**Your objective:** With the images removed, repeat the data below exactly.

**Material shown:**
______________________________

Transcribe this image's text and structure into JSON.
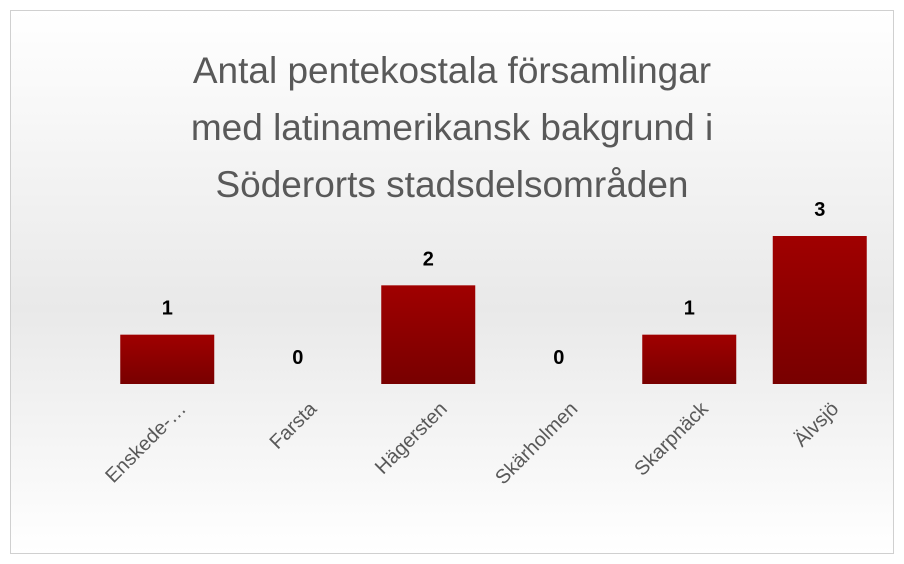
{
  "chart_data": {
    "type": "bar",
    "title": [
      "Antal pentekostala församlingar",
      "med latinamerikansk bakgrund i",
      "Söderorts stadsdelsområden"
    ],
    "categories": [
      "Enskede-…",
      "Farsta",
      "Hägersten",
      "Skärholmen",
      "Skarpnäck",
      "Älvsjö"
    ],
    "values": [
      1,
      0,
      2,
      0,
      1,
      3
    ],
    "color": "#990000"
  }
}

______________________________

**In response:**
Transcribe this image's text and structure into JSON.
{
  "chart_data": {
    "type": "bar",
    "title": [
      "Antal pentekostala församlingar",
      "med latinamerikansk bakgrund i",
      "Söderorts stadsdelsområden"
    ],
    "categories": [
      "Enskede-…",
      "Farsta",
      "Hägersten",
      "Skärholmen",
      "Skarpnäck",
      "Älvsjö"
    ],
    "values": [
      1,
      0,
      2,
      0,
      1,
      3
    ],
    "color": "#990000"
  }
}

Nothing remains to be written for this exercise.